▸ Schriftliche Aufgabe:
Wem wird im Text über Zeitdiebe der Satz zugeschrieben, dass Zeitdiebe die einzigen Diebe sind, die in unserer Gesellschaft nicht bestraft werden?

▸ Textauszug:
=-=-=-=-=

Das Geheimnis der Zeitdiebe
„Die modernste Form menschlicher Armut ist das Keine-Zeit- Haben.“
Ernst Ferstl
Die Zeit läuft. Jeden Tag. Doch egal ob jung oder alt, berühmt oder unbekannt, optimistisch oder pessimistisch wir alle haben am Tag gleich viel Zeit. 24 Stunden. Doch wie du diese Stunden füllst, ist deine Wahl. Du kannst deine Zeit entweder vergeuden oder du investierst sie in die Dinge, die dir wichtig sind und ein Lächeln zaubern.
Ein großes und doch alltägliches Geheimnis
„Es gibt im Leben ein großes und doch alltägliches Geheimnis. […] Dieses Geheimnis ist die Zeit.
Es gibt Kalender und Uhren, um sie zu messen, aber das will wenig besagen, denn jeder weiß, dass einem eine einzige Stunde wie eine Ewigkeit vorkommen kann, mitunter kann sie aber auch wie ein Augenblick vergehen- je nachdem, was man in dieser Stunde erlebt.“ *1
Wer kennt es nicht- das Phänomen, dass die Zeit in einem Moment stehen bleibt und im nächsten Augenblick rennt. Ich kenne das Gefühl gut. Es gibt Momente, in denen die Zeit nicht vergehen will und dann gibt es Augenblicke, da fühlt sich eine Stunde wie zehn Minuten an. Zeit, die nicht verstreichen will, ist oft die Zeit, die ich nicht sinnvoll fülle. Es ist Zeit, in der ich etwas mache, was ich nicht machen möchte oder aus reinem „Pflichtbewusstsein“ erledige. Manchmal vergeht die Zeit aufgrund meiner Glaubenssätze nicht: „Ich muss das jetzt machen, weil…“ oder „Vertrauen ist gut, Kontrolle ist besser“. Doch negative Glaubenssätze aufzulösen ist nicht immer einfach. Viele meiner negativen Glaubenssätze habe ich in den vergangenen Jahren ablegen können und doch gibt es noch einige, die mir meine Zeit rauben. Doch neben den negativen Glaubenssätzen spielen auch fehlende Ziele und falsch gesetzte Prioritäten eine große Rolle.
Zeitdiebe
Schon Napoleon Bonaparte wusste: „Die einzigen Diebe, die in unserer Gesellschaft nicht bestraft werden, sind die Zeitdiebe.“ Doch wer genau sind die Zeitdiebe?

=-=-=-=-=

[Einträge mit beschrifteten Boxen]
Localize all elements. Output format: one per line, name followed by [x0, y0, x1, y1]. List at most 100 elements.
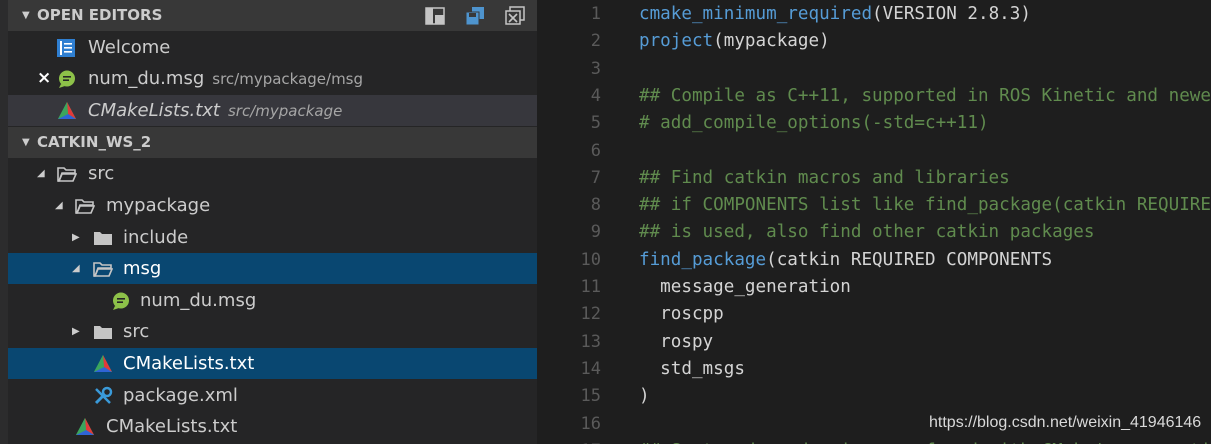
collapsed-arrow-icon: ▶	[72, 326, 80, 337]
code-line[interactable]: message_generation	[639, 274, 851, 301]
workspace-title: CATKIN_WS_2	[37, 133, 152, 151]
line-number: 17	[537, 438, 601, 444]
code-text: (VERSION 2.8.3)	[872, 4, 1031, 24]
code-text: message_generation	[639, 277, 851, 297]
tree-item-label: mypackage	[106, 195, 211, 216]
code-keyword: project	[639, 31, 714, 52]
toggle-split-icon[interactable]	[424, 6, 446, 26]
code-text: (catkin REQUIRED COMPONENTS	[766, 249, 1053, 270]
tree-item-label: src	[88, 163, 115, 184]
tree-item-src-nested[interactable]: ▶ src	[8, 316, 537, 347]
open-editor-label: num_du.msg src/mypackage/msg	[88, 63, 363, 95]
code-line[interactable]: find_package(catkin REQUIRED COMPONENTS	[639, 247, 1052, 274]
open-editors-title: OPEN EDITORS	[37, 6, 163, 24]
tree-item-label: src	[123, 321, 150, 342]
line-number: 6	[590, 140, 601, 161]
save-all-icon[interactable]	[464, 6, 486, 26]
code-keyword: cmake_minimum_required	[639, 4, 873, 24]
code-line[interactable]: roscpp	[639, 301, 724, 328]
expanded-arrow-icon: ◢	[72, 263, 80, 274]
code-text: )	[639, 386, 650, 407]
folder-icon	[93, 228, 113, 248]
code-line[interactable]: )	[639, 383, 650, 410]
code-line[interactable]: ## Find catkin macros and libraries	[639, 165, 1010, 192]
code-text: std_msgs	[639, 358, 745, 379]
code-line[interactable]: ## System dependencies are found with CM…	[639, 438, 1211, 444]
line-number: 10	[580, 249, 601, 270]
code-line[interactable]: project(mypackage)	[639, 28, 830, 55]
line-number: 9	[590, 222, 601, 243]
close-all-icon[interactable]	[504, 6, 526, 26]
tree-item-label: num_du.msg	[140, 290, 257, 311]
line-number: 16	[580, 413, 601, 434]
tree-item-label: msg	[123, 258, 162, 279]
line-number: 2	[590, 31, 601, 52]
code-keyword: find_package	[639, 249, 767, 270]
tree-item-package-xml[interactable]: package.xml	[8, 380, 537, 411]
line-number: 7	[590, 167, 601, 188]
code-line[interactable]: cmake_minimum_required(VERSION 2.8.3)	[639, 1, 1031, 28]
code-line[interactable]: # add_compile_options(-std=c++11)	[639, 110, 989, 137]
line-number: 4	[590, 85, 601, 106]
code-comment: ## is used, also find other catkin packa…	[639, 222, 1095, 243]
tree-item-cmakelists-package[interactable]: CMakeLists.txt	[8, 348, 537, 379]
folder-open-icon	[93, 259, 113, 279]
tree-item-msg[interactable]: ◢ msg	[8, 253, 537, 284]
open-editor-label: CMakeLists.txt src/mypackage	[88, 95, 342, 127]
folder-icon	[93, 322, 113, 342]
tree-item-mypackage[interactable]: ◢ mypackage	[8, 190, 537, 221]
tree-item-label: CMakeLists.txt	[106, 416, 238, 437]
tree-item-src[interactable]: ◢ src	[8, 158, 537, 189]
expanded-arrow-icon: ◢	[37, 168, 45, 179]
explorer-sidebar: ▼ OPEN EDITORS Welcome × num_du.msg src/m…	[0, 0, 537, 444]
line-number: 14	[580, 358, 601, 379]
tools-icon	[93, 386, 113, 406]
code-comment: ## Find catkin macros and libraries	[639, 167, 1010, 188]
code-line[interactable]: ## is used, also find other catkin packa…	[639, 219, 1094, 246]
cmake-icon	[93, 354, 113, 374]
file-path: src/mypackage	[227, 102, 343, 120]
code-line[interactable]: ## Compile as C++11, supported in ROS Ki…	[639, 83, 1211, 110]
line-number: 1	[590, 4, 601, 24]
vscode-welcome-icon	[56, 38, 76, 58]
tree-item-num-du-msg[interactable]: num_du.msg	[8, 285, 537, 316]
tree-item-label: CMakeLists.txt	[123, 353, 255, 374]
chevron-down-icon: ▼	[22, 137, 30, 148]
cmake-icon	[75, 417, 95, 437]
code-line[interactable]: std_msgs	[639, 356, 745, 383]
file-name: num_du.msg	[88, 68, 205, 89]
code-text: (mypackage)	[713, 31, 830, 52]
chat-msg-icon	[111, 291, 131, 311]
tree-item-label: package.xml	[123, 385, 238, 406]
code-comment: ## Compile as C++11, supported in ROS Ki…	[639, 85, 1211, 106]
watermark-url: https://blog.csdn.net/weixin_41946146	[929, 414, 1202, 431]
open-editors-header[interactable]: ▼ OPEN EDITORS	[8, 0, 537, 31]
code-editor[interactable]: 1 cmake_minimum_required(VERSION 2.8.3) 2 p…	[537, 0, 1211, 444]
tree-item-label: include	[123, 227, 189, 248]
sidebar-edge	[0, 0, 8, 444]
open-editor-label: Welcome	[88, 37, 171, 58]
close-icon[interactable]: ×	[37, 63, 51, 94]
tree-item-cmakelists-src[interactable]: CMakeLists.txt	[8, 411, 537, 442]
code-text: roscpp	[639, 304, 724, 325]
cmake-icon	[57, 101, 77, 121]
line-number: 12	[580, 304, 601, 325]
line-number: 15	[580, 386, 601, 407]
line-number: 11	[580, 277, 601, 297]
line-number: 8	[590, 195, 601, 216]
code-comment: ## if COMPONENTS list like find_package(…	[639, 195, 1211, 216]
line-number: 3	[590, 58, 601, 79]
open-editor-welcome[interactable]: Welcome	[8, 32, 537, 63]
chat-msg-icon	[57, 69, 77, 89]
tree-item-include[interactable]: ▶ include	[8, 222, 537, 253]
workspace-header[interactable]: ▼ CATKIN_WS_2	[8, 127, 537, 158]
collapsed-arrow-icon: ▶	[72, 232, 80, 243]
folder-open-icon	[75, 196, 95, 216]
file-name: CMakeLists.txt	[88, 100, 220, 121]
code-line[interactable]: ## if COMPONENTS list like find_package(…	[639, 192, 1211, 219]
folder-open-icon	[57, 164, 77, 184]
code-text: rospy	[639, 331, 714, 352]
open-editor-cmakelists[interactable]: CMakeLists.txt src/mypackage	[8, 95, 537, 126]
code-line[interactable]: rospy	[639, 329, 713, 356]
open-editor-num-du-msg[interactable]: × num_du.msg src/mypackage/msg	[8, 63, 537, 94]
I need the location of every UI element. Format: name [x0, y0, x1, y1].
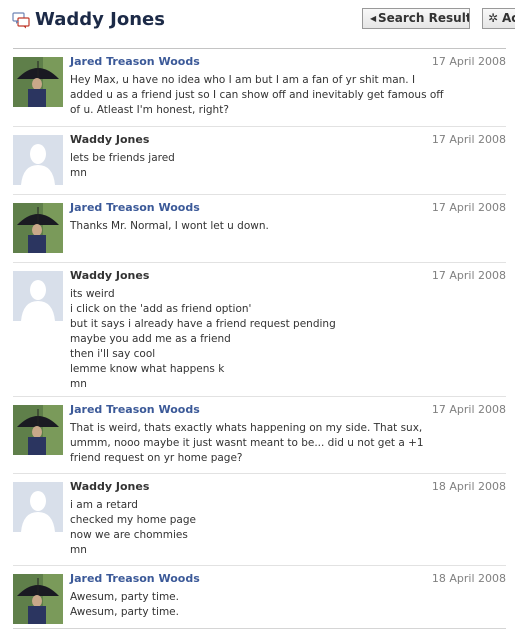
post-text-line: then i'll say cool: [70, 348, 156, 360]
post-text-line: lets be friends jared: [70, 152, 175, 164]
profile-photo-avatar[interactable]: [13, 57, 63, 107]
author-link[interactable]: Jared Treason Woods: [70, 201, 200, 214]
post-text-line: ummm, nooo maybe it just wasnt meant to …: [70, 437, 424, 449]
wall-post: Jared Treason Woods 17 April 2008 Hey Ma…: [13, 49, 506, 127]
post-body: its weird i click on the 'add as friend …: [70, 287, 430, 392]
post-text-line: Awesum, party time.: [70, 606, 179, 618]
post-text-line: That is weird, thats exactly whats happe…: [70, 422, 423, 434]
post-body: Awesum, party time. Awesum, party time.: [70, 590, 430, 620]
post-text-line: mn: [70, 544, 87, 556]
default-silhouette-avatar[interactable]: [13, 135, 63, 185]
author-link[interactable]: Jared Treason Woods: [70, 572, 200, 585]
post-text-line: Awesum, party time.: [70, 591, 179, 603]
post-text-line: mn: [70, 378, 87, 390]
wall-post: Jared Treason Woods 17 April 2008 Thanks…: [13, 195, 506, 263]
author-name: Waddy Jones: [70, 269, 150, 282]
author-name: Waddy Jones: [70, 133, 150, 146]
post-text-line: of u. Atleast I'm honest, right?: [70, 104, 229, 116]
post-text-line: Thanks Mr. Normal, I wont let u down.: [70, 220, 269, 232]
post-text-line: mn: [70, 167, 87, 179]
wall-to-wall-icon: [12, 12, 30, 29]
wall-post: Jared Treason Woods 18 April 2008 Awesum…: [13, 566, 506, 629]
post-text-line: friend request on yr home page?: [70, 452, 243, 464]
page-title: Waddy Jones: [35, 9, 165, 30]
wall-feed: Jared Treason Woods 17 April 2008 Hey Ma…: [13, 48, 506, 629]
actions-label: Actions: [502, 11, 515, 25]
post-text-line: i am a retard: [70, 499, 138, 511]
profile-photo-avatar[interactable]: [13, 574, 63, 624]
gear-icon: ✲: [488, 11, 499, 25]
wall-post: Waddy Jones 17 April 2008 lets be friend…: [13, 127, 506, 195]
post-body: Hey Max, u have no idea who I am but I a…: [70, 73, 444, 118]
search-results-label: Search Results: [378, 11, 470, 25]
post-date: 17 April 2008: [431, 133, 506, 146]
wall-post: Waddy Jones 18 April 2008 i am a retard …: [13, 474, 506, 566]
author-link[interactable]: Jared Treason Woods: [70, 55, 200, 68]
default-silhouette-avatar[interactable]: [13, 482, 63, 532]
wall-post: Waddy Jones 17 April 2008 its weird i cl…: [13, 263, 506, 397]
post-date: 18 April 2008: [431, 572, 506, 585]
post-date: 17 April 2008: [431, 55, 506, 68]
author-link[interactable]: Jared Treason Woods: [70, 403, 200, 416]
post-text-line: lemme know what happens k: [70, 363, 225, 375]
author-name: Waddy Jones: [70, 480, 150, 493]
post-text-line: added u as a friend just so I can show o…: [70, 89, 444, 101]
post-date: 18 April 2008: [431, 480, 506, 493]
back-arrow-icon: ◀: [370, 14, 377, 23]
feed-bottom-divider: [13, 628, 506, 629]
post-text-line: checked my home page: [70, 514, 196, 526]
post-text-line: Hey Max, u have no idea who I am but I a…: [70, 74, 416, 86]
actions-button[interactable]: ✲ Actions: [482, 8, 515, 29]
post-date: 17 April 2008: [431, 201, 506, 214]
profile-photo-avatar[interactable]: [13, 203, 63, 253]
post-body: lets be friends jared mn: [70, 151, 430, 181]
post-body: i am a retard checked my home page now w…: [70, 498, 430, 558]
profile-photo-avatar[interactable]: [13, 405, 63, 455]
default-silhouette-avatar[interactable]: [13, 271, 63, 321]
post-body: Thanks Mr. Normal, I wont let u down.: [70, 219, 430, 234]
post-text-line: i click on the 'add as friend option': [70, 303, 252, 315]
post-text-line: but it says i already have a friend requ…: [70, 318, 336, 330]
wall-post: Jared Treason Woods 17 April 2008 That i…: [13, 397, 506, 474]
post-text-line: now we are chommies: [70, 529, 188, 541]
search-results-button[interactable]: ◀ Search Results: [362, 8, 470, 29]
post-date: 17 April 2008: [431, 403, 506, 416]
post-date: 17 April 2008: [431, 269, 506, 282]
post-body: That is weird, thats exactly whats happe…: [70, 421, 430, 466]
post-text-line: its weird: [70, 288, 115, 300]
post-text-line: maybe you add me as a friend: [70, 333, 231, 345]
page-header: Waddy Jones ◀ Search Results ✲ Actions: [0, 0, 515, 40]
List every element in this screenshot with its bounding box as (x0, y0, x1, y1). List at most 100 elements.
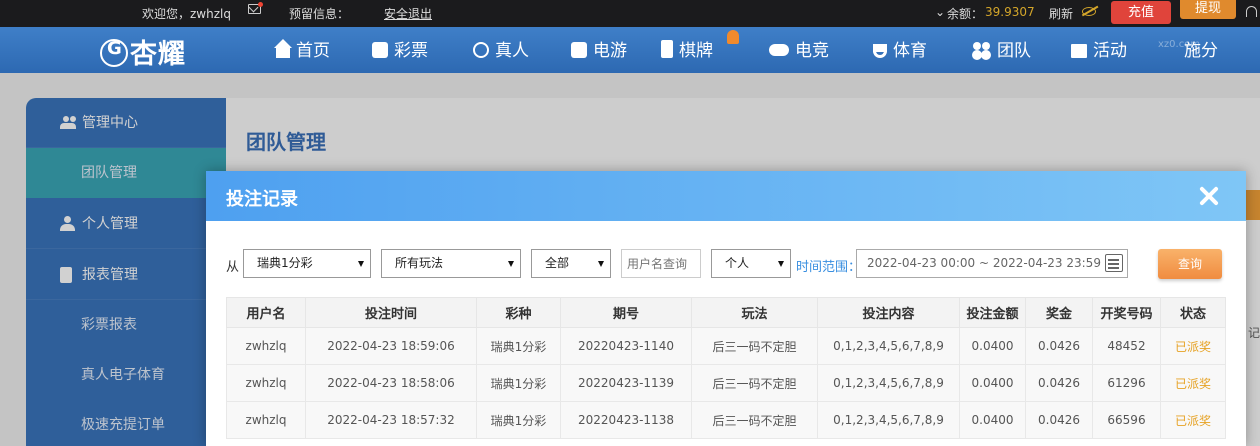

=-=-=-=-=

▸ Schriftliche Antwort:
Napoleon Bonaparte.